++++ WORKING DATA ++++
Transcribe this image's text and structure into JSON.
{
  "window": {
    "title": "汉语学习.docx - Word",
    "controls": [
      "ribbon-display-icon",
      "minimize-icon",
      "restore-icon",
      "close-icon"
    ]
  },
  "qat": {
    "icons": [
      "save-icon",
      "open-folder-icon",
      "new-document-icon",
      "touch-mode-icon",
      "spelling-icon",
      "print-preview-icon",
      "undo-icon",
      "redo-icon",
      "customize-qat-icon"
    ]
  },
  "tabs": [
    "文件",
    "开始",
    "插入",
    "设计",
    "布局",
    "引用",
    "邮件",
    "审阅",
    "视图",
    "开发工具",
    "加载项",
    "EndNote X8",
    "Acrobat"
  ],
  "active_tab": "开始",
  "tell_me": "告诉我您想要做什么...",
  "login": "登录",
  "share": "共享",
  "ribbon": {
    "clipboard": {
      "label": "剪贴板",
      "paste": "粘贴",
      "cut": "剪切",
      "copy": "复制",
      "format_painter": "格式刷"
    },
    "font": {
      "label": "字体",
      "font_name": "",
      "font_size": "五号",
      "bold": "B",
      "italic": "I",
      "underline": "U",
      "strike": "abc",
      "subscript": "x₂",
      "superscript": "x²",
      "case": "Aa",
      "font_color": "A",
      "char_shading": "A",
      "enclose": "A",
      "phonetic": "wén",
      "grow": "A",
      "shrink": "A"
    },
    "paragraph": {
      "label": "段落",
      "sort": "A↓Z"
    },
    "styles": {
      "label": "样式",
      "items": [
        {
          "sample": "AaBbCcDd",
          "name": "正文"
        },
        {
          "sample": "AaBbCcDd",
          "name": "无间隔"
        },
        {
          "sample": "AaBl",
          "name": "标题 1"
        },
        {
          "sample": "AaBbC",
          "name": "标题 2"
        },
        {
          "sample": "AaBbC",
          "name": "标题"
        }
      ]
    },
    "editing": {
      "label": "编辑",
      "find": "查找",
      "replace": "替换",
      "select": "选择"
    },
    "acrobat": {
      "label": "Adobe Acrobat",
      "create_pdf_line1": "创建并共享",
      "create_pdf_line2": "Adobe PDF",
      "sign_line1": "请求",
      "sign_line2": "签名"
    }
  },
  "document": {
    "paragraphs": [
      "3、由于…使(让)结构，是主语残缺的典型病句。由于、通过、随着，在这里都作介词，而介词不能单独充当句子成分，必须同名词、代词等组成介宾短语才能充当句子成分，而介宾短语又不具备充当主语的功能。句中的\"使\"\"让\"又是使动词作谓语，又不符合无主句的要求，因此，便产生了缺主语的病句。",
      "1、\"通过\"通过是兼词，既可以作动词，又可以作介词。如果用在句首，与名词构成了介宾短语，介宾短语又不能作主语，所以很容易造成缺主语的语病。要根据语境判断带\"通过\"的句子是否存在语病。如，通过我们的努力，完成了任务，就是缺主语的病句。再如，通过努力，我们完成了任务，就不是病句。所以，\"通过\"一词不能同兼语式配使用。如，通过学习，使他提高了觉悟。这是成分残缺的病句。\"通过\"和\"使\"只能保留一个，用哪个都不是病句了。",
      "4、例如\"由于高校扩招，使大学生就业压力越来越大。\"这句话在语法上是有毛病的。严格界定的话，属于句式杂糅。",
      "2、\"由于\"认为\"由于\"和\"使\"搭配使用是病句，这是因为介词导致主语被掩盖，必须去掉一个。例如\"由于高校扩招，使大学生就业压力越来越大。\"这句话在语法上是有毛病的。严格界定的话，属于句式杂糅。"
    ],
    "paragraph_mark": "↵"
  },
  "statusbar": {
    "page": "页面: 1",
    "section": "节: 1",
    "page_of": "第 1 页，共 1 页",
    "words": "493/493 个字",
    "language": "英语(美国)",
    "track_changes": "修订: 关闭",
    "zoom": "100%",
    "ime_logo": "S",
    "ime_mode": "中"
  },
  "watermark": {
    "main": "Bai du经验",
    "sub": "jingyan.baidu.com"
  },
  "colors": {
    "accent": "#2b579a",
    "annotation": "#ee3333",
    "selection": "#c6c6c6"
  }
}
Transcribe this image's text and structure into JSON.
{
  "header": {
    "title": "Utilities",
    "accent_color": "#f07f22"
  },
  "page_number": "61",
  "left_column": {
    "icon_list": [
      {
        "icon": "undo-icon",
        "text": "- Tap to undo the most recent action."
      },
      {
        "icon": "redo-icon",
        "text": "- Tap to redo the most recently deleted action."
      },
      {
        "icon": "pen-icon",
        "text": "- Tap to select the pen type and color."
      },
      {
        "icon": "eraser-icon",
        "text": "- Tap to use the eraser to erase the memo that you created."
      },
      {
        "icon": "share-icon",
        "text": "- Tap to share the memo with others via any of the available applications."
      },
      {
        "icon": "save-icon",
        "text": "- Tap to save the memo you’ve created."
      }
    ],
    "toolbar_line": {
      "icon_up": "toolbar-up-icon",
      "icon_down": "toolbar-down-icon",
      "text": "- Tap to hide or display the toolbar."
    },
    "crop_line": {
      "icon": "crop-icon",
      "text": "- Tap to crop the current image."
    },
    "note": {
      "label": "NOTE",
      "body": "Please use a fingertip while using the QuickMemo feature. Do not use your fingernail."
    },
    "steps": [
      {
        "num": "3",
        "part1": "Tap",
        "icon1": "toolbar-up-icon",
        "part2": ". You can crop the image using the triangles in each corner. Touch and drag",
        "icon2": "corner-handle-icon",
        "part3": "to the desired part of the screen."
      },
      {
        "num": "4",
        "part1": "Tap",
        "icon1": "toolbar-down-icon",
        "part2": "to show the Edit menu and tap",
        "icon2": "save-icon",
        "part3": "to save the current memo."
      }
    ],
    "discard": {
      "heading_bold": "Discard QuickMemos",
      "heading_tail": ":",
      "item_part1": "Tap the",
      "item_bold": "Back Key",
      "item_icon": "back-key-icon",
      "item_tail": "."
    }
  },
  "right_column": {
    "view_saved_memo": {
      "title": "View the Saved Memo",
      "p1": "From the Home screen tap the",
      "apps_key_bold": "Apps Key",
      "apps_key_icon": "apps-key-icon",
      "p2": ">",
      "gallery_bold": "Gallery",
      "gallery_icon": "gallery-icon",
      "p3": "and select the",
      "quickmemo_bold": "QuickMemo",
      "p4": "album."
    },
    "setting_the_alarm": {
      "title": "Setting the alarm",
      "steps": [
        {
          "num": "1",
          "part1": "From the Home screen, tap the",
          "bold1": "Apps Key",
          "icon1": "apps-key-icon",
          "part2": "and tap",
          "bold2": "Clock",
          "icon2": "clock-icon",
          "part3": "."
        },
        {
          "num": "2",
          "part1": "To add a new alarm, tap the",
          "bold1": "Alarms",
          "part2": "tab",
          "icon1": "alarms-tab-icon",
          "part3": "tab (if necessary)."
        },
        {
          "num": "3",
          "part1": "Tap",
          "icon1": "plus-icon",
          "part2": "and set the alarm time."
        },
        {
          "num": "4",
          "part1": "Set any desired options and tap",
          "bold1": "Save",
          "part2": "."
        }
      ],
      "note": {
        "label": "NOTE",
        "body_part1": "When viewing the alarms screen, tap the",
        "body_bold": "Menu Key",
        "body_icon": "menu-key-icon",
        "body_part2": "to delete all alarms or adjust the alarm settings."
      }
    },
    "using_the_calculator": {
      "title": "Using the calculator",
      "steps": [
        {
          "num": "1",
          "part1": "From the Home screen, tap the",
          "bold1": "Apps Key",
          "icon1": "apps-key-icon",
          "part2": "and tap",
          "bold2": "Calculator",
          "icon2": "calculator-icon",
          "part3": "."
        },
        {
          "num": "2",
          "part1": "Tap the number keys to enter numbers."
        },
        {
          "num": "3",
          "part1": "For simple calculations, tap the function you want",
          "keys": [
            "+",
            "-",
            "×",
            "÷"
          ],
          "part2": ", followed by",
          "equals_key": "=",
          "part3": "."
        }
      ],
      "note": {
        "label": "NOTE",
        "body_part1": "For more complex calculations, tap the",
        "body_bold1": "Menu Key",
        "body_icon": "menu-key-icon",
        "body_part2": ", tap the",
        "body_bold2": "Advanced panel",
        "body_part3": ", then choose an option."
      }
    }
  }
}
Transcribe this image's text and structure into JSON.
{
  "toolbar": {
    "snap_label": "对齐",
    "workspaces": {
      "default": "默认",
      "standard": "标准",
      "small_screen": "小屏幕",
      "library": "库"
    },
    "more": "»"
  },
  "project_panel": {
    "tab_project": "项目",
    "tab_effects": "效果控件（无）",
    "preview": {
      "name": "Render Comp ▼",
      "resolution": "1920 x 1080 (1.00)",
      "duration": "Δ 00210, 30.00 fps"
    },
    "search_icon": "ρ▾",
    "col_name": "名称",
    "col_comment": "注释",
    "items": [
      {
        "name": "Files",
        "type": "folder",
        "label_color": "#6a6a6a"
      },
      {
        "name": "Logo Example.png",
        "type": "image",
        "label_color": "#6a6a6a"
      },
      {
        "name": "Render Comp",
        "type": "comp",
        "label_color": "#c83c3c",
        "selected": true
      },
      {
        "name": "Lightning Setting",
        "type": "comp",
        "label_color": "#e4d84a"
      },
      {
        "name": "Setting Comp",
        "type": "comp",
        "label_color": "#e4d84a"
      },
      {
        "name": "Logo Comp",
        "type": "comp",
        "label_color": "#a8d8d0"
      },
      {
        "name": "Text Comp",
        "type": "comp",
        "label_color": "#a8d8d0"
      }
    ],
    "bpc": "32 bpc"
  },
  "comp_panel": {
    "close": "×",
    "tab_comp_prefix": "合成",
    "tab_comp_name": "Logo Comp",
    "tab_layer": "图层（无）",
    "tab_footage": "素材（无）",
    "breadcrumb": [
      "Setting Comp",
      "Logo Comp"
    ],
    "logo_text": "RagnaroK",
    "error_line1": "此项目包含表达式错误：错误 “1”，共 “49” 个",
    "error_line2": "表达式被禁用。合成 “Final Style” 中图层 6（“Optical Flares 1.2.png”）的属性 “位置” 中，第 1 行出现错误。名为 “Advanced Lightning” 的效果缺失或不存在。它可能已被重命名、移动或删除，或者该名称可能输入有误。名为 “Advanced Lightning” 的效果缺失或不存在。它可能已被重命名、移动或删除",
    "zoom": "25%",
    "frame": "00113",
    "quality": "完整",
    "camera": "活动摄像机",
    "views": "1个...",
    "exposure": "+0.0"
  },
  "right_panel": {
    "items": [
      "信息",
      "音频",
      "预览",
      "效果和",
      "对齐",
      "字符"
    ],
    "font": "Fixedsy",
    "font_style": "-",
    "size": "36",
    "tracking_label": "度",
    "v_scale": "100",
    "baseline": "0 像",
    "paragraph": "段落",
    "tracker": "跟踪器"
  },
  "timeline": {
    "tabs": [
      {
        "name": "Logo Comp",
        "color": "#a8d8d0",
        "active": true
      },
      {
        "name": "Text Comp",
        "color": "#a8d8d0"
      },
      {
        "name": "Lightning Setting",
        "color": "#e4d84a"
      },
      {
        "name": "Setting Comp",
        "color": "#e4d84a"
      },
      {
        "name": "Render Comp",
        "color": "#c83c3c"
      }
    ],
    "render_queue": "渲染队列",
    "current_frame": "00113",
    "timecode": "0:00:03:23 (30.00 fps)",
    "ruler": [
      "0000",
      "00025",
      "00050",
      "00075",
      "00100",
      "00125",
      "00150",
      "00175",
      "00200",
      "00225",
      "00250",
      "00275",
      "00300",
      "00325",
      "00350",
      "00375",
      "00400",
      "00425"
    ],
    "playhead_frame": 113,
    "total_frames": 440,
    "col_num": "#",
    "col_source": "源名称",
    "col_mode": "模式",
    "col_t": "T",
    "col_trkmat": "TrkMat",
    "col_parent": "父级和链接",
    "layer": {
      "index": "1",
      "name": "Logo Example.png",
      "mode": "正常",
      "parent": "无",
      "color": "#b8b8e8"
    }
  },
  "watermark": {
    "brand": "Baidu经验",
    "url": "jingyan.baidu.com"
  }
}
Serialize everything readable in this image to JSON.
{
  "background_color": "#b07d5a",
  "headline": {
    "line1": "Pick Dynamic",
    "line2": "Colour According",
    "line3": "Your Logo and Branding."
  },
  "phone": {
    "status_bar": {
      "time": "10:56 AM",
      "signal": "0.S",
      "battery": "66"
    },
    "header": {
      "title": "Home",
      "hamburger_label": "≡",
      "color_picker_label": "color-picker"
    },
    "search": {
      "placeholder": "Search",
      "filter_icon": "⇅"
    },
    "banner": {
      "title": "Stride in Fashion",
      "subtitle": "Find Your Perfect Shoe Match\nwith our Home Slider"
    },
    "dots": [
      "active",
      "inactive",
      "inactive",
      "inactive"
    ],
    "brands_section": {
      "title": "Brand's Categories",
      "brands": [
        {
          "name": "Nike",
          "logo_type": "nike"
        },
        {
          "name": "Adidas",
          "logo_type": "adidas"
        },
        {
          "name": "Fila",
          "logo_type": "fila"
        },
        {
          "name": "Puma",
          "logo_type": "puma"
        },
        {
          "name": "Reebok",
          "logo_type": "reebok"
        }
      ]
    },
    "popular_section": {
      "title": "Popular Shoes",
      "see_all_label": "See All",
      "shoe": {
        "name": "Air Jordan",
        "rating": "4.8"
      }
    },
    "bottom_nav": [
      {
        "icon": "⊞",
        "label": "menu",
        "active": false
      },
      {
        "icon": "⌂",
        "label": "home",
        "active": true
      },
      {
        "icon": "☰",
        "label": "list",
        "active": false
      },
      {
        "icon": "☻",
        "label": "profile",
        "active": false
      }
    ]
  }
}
++++
* WHAT IS REQUIRED *
Gather each line from the entries above that includes the word "redo".

* EXERCISE RESPONSE *
      "redo-icon",
        "icon": "redo-icon",
        "text": "- Tap to redo the most recently deleted action."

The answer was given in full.